> **Work to do**: All of the lines below are to be printed again exactly; images are excluded from the output.

>>>

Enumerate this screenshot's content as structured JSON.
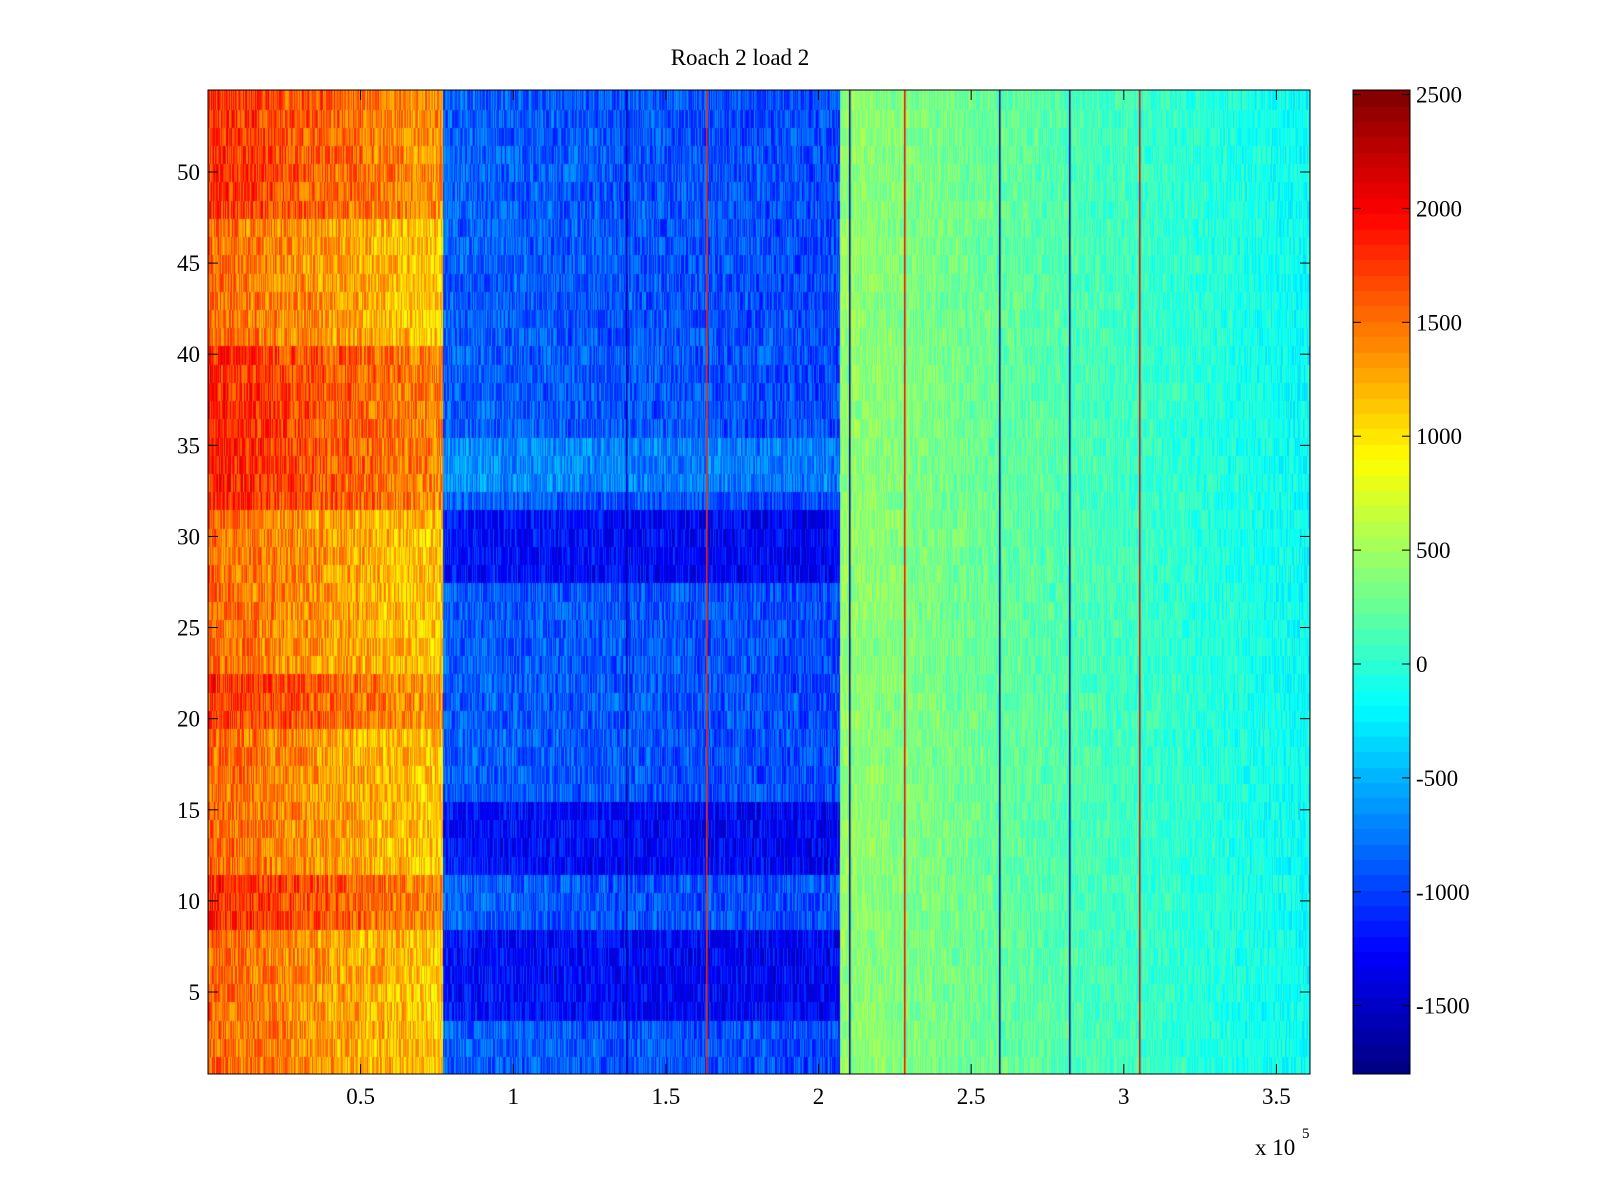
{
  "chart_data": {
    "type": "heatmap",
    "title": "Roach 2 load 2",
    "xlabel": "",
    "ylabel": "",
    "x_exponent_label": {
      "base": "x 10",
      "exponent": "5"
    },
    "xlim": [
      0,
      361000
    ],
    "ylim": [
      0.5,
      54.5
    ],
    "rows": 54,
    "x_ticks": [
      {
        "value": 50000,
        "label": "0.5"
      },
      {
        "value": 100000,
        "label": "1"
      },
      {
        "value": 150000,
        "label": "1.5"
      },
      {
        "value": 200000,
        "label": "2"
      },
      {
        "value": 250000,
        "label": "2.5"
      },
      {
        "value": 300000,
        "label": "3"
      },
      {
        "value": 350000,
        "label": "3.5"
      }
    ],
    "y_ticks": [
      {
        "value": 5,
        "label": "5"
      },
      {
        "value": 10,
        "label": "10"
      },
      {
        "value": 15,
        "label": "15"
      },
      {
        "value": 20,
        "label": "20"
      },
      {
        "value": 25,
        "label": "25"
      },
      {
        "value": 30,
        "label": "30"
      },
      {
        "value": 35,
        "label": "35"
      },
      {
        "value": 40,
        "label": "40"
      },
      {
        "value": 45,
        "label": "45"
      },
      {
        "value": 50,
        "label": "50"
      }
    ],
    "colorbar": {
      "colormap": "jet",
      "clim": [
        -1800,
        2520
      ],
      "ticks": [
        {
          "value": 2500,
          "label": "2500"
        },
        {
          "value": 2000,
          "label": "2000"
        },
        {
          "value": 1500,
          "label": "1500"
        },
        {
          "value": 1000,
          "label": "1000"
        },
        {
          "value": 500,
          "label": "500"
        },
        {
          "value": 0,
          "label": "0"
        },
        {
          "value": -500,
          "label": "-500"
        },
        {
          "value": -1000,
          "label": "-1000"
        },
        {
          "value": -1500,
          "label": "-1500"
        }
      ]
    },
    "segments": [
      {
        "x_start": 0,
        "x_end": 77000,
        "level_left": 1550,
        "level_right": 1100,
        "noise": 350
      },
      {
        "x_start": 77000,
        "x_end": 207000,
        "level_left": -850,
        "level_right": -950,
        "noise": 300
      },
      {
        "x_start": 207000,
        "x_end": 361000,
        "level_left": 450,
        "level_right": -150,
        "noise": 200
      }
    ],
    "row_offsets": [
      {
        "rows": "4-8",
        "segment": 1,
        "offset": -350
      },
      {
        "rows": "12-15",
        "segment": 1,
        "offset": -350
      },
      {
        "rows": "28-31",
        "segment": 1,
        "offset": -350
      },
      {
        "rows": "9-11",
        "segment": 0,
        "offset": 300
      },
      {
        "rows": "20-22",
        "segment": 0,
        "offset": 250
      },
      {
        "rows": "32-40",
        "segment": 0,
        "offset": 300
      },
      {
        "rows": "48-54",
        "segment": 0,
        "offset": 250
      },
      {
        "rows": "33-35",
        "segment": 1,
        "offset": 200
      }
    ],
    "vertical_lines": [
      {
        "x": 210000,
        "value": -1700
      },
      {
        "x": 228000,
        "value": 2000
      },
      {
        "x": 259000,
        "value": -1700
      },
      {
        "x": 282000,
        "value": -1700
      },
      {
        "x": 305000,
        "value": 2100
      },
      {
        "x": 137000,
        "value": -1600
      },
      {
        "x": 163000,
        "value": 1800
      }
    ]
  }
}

<<<

> **Output below**:
Enumerate this screenshot's content as structured JSON.
{
  "chart_data": {
    "type": "heatmap",
    "title": "Roach 2 load 2",
    "xlabel": "",
    "ylabel": "",
    "x_exponent_label": {
      "base": "x 10",
      "exponent": "5"
    },
    "xlim": [
      0,
      361000
    ],
    "ylim": [
      0.5,
      54.5
    ],
    "rows": 54,
    "x_ticks": [
      {
        "value": 50000,
        "label": "0.5"
      },
      {
        "value": 100000,
        "label": "1"
      },
      {
        "value": 150000,
        "label": "1.5"
      },
      {
        "value": 200000,
        "label": "2"
      },
      {
        "value": 250000,
        "label": "2.5"
      },
      {
        "value": 300000,
        "label": "3"
      },
      {
        "value": 350000,
        "label": "3.5"
      }
    ],
    "y_ticks": [
      {
        "value": 5,
        "label": "5"
      },
      {
        "value": 10,
        "label": "10"
      },
      {
        "value": 15,
        "label": "15"
      },
      {
        "value": 20,
        "label": "20"
      },
      {
        "value": 25,
        "label": "25"
      },
      {
        "value": 30,
        "label": "30"
      },
      {
        "value": 35,
        "label": "35"
      },
      {
        "value": 40,
        "label": "40"
      },
      {
        "value": 45,
        "label": "45"
      },
      {
        "value": 50,
        "label": "50"
      }
    ],
    "colorbar": {
      "colormap": "jet",
      "clim": [
        -1800,
        2520
      ],
      "ticks": [
        {
          "value": 2500,
          "label": "2500"
        },
        {
          "value": 2000,
          "label": "2000"
        },
        {
          "value": 1500,
          "label": "1500"
        },
        {
          "value": 1000,
          "label": "1000"
        },
        {
          "value": 500,
          "label": "500"
        },
        {
          "value": 0,
          "label": "0"
        },
        {
          "value": -500,
          "label": "-500"
        },
        {
          "value": -1000,
          "label": "-1000"
        },
        {
          "value": -1500,
          "label": "-1500"
        }
      ]
    },
    "segments": [
      {
        "x_start": 0,
        "x_end": 77000,
        "level_left": 1550,
        "level_right": 1100,
        "noise": 350
      },
      {
        "x_start": 77000,
        "x_end": 207000,
        "level_left": -850,
        "level_right": -950,
        "noise": 300
      },
      {
        "x_start": 207000,
        "x_end": 361000,
        "level_left": 450,
        "level_right": -150,
        "noise": 200
      }
    ],
    "row_offsets": [
      {
        "rows": "4-8",
        "segment": 1,
        "offset": -350
      },
      {
        "rows": "12-15",
        "segment": 1,
        "offset": -350
      },
      {
        "rows": "28-31",
        "segment": 1,
        "offset": -350
      },
      {
        "rows": "9-11",
        "segment": 0,
        "offset": 300
      },
      {
        "rows": "20-22",
        "segment": 0,
        "offset": 250
      },
      {
        "rows": "32-40",
        "segment": 0,
        "offset": 300
      },
      {
        "rows": "48-54",
        "segment": 0,
        "offset": 250
      },
      {
        "rows": "33-35",
        "segment": 1,
        "offset": 200
      }
    ],
    "vertical_lines": [
      {
        "x": 210000,
        "value": -1700
      },
      {
        "x": 228000,
        "value": 2000
      },
      {
        "x": 259000,
        "value": -1700
      },
      {
        "x": 282000,
        "value": -1700
      },
      {
        "x": 305000,
        "value": 2100
      },
      {
        "x": 137000,
        "value": -1600
      },
      {
        "x": 163000,
        "value": 1800
      }
    ]
  }
}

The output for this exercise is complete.